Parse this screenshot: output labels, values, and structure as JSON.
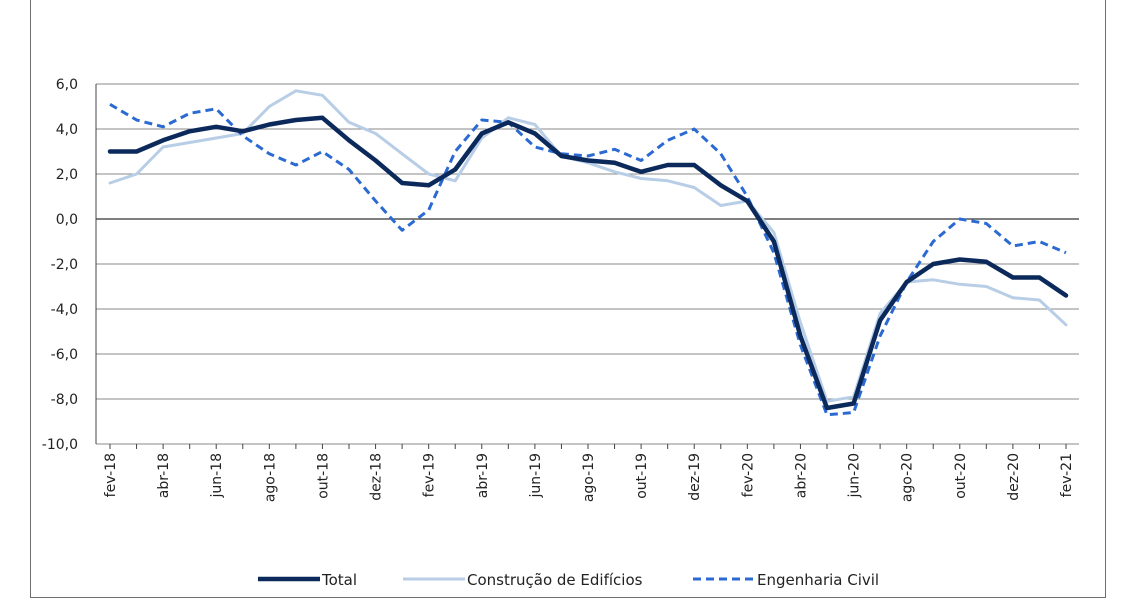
{
  "chart_data": {
    "type": "line",
    "categories": [
      "fev-18",
      "mar-18",
      "abr-18",
      "mai-18",
      "jun-18",
      "jul-18",
      "ago-18",
      "set-18",
      "out-18",
      "nov-18",
      "dez-18",
      "jan-19",
      "fev-19",
      "mar-19",
      "abr-19",
      "mai-19",
      "jun-19",
      "jul-19",
      "ago-19",
      "set-19",
      "out-19",
      "nov-19",
      "dez-19",
      "jan-20",
      "fev-20",
      "mar-20",
      "abr-20",
      "mai-20",
      "jun-20",
      "jul-20",
      "ago-20",
      "set-20",
      "out-20",
      "nov-20",
      "dez-20",
      "jan-21",
      "fev-21"
    ],
    "tick_labels": [
      "fev-18",
      "abr-18",
      "jun-18",
      "ago-18",
      "out-18",
      "dez-18",
      "fev-19",
      "abr-19",
      "jun-19",
      "ago-19",
      "out-19",
      "dez-19",
      "fev-20",
      "abr-20",
      "jun-20",
      "ago-20",
      "out-20",
      "dez-20",
      "fev-21"
    ],
    "ylim": [
      -10,
      6
    ],
    "yticks": [
      "6,0",
      "4,0",
      "2,0",
      "0,0",
      "-2,0",
      "-4,0",
      "-6,0",
      "-8,0",
      "-10,0"
    ],
    "grid": true,
    "legend_position": "bottom",
    "series": [
      {
        "name": "Total",
        "color": "#0b2a5b",
        "style": "solid-thick",
        "values": [
          3.0,
          3.0,
          3.5,
          3.9,
          4.1,
          3.9,
          4.2,
          4.4,
          4.5,
          3.5,
          2.6,
          1.6,
          1.5,
          2.2,
          3.8,
          4.3,
          3.8,
          2.8,
          2.6,
          2.5,
          2.1,
          2.4,
          2.4,
          1.5,
          0.8,
          -1.0,
          -5.2,
          -8.4,
          -8.2,
          -4.5,
          -2.8,
          -2.0,
          -1.8,
          -1.9,
          -2.6,
          -2.6,
          -3.4
        ]
      },
      {
        "name": "Construção de Edifícios",
        "color": "#b8cde6",
        "style": "solid",
        "values": [
          1.6,
          2.0,
          3.2,
          3.4,
          3.6,
          3.8,
          5.0,
          5.7,
          5.5,
          4.3,
          3.8,
          2.9,
          2.0,
          1.7,
          3.6,
          4.5,
          4.2,
          2.8,
          2.5,
          2.1,
          1.8,
          1.7,
          1.4,
          0.6,
          0.8,
          -0.6,
          -4.6,
          -8.1,
          -7.9,
          -4.2,
          -2.8,
          -2.7,
          -2.9,
          -3.0,
          -3.5,
          -3.6,
          -4.7
        ]
      },
      {
        "name": "Engenharia Civil",
        "color": "#2b6ad1",
        "style": "dashed",
        "values": [
          5.1,
          4.4,
          4.1,
          4.7,
          4.9,
          3.7,
          2.9,
          2.4,
          3.0,
          2.2,
          0.8,
          -0.5,
          0.4,
          3.0,
          4.4,
          4.3,
          3.2,
          2.9,
          2.8,
          3.1,
          2.6,
          3.5,
          4.0,
          2.9,
          1.0,
          -1.5,
          -5.6,
          -8.7,
          -8.6,
          -5.2,
          -2.8,
          -1.0,
          0.0,
          -0.2,
          -1.2,
          -1.0,
          -1.5
        ]
      }
    ]
  }
}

What the task requires: Review the preceding data and report every line that includes the string "name".

Written response:
        "name": "Total",
        "name": "Construção de Edifícios",
        "name": "Engenharia Civil",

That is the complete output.